EXTRACTED MATERIAL

** START **

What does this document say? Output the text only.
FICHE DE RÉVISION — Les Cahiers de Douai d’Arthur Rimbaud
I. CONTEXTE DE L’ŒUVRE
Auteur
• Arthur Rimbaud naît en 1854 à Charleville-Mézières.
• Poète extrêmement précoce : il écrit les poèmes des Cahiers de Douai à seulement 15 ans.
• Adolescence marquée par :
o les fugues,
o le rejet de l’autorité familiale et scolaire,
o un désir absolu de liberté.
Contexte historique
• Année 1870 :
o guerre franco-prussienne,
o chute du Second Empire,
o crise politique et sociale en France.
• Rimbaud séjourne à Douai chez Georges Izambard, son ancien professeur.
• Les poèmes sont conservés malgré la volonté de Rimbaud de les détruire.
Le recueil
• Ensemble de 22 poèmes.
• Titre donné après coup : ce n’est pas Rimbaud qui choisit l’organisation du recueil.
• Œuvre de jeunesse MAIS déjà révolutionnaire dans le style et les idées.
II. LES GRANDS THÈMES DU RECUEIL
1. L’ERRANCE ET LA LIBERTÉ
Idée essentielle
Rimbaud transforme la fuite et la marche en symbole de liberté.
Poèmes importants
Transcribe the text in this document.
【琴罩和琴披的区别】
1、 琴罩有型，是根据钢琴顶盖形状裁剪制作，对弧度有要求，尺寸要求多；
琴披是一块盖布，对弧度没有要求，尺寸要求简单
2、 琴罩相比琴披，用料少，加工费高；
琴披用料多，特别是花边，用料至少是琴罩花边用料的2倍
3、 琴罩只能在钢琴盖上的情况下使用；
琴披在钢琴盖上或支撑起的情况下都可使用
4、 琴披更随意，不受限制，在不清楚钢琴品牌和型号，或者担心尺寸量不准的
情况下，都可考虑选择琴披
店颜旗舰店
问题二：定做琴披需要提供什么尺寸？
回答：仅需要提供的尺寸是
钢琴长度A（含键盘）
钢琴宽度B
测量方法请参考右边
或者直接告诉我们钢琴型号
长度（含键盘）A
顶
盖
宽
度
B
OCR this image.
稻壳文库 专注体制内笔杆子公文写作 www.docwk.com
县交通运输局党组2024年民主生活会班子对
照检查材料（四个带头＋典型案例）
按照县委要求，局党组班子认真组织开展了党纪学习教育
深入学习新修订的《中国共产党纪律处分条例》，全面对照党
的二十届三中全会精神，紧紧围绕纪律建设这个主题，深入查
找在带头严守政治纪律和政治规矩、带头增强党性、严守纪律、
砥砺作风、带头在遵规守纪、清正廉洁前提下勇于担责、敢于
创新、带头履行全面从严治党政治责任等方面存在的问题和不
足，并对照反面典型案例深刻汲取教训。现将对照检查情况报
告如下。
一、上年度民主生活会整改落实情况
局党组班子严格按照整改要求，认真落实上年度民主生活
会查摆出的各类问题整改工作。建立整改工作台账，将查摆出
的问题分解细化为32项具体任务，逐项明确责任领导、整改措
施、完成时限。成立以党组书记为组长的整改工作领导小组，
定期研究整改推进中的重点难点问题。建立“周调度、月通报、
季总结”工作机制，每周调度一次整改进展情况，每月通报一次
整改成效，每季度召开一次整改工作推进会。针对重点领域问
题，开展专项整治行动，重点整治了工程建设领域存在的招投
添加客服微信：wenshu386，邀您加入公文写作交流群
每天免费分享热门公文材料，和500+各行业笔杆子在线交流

** END **

Above are entries; state the number of lines among them that contain "document", and nothing else.

2